== GIVEN DATA
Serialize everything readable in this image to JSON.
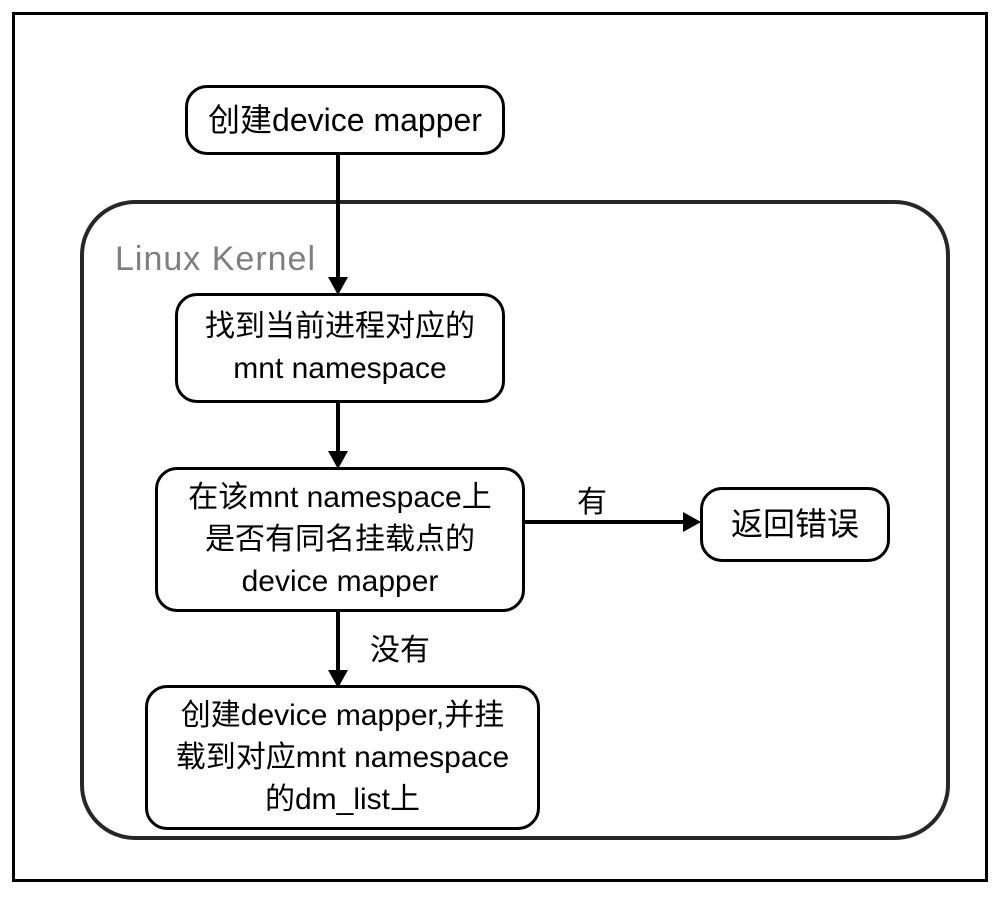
{
  "kernel_label": "Linux Kernel",
  "nodes": {
    "start": "创建device mapper",
    "find_ns": "找到当前进程对应的mnt namespace",
    "check_same": "在该mnt namespace上是否有同名挂载点的device mapper",
    "error": "返回错误",
    "create_mount": "创建device mapper,并挂载到对应mnt namespace的dm_list上"
  },
  "edges": {
    "yes": "有",
    "no": "没有"
  }
}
====
» INSTRUCTIONS TO FOLLOW: Omitting all images, retype each line of the records precisely.

» RESPONSE FOR THIS EXERCISE:
Serialize everything readable in this image to JSON.
{
  "kernel_label": "Linux Kernel",
  "nodes": {
    "start": "创建device mapper",
    "find_ns": "找到当前进程对应的mnt namespace",
    "check_same": "在该mnt namespace上是否有同名挂载点的device mapper",
    "error": "返回错误",
    "create_mount": "创建device mapper,并挂载到对应mnt namespace的dm_list上"
  },
  "edges": {
    "yes": "有",
    "no": "没有"
  }
}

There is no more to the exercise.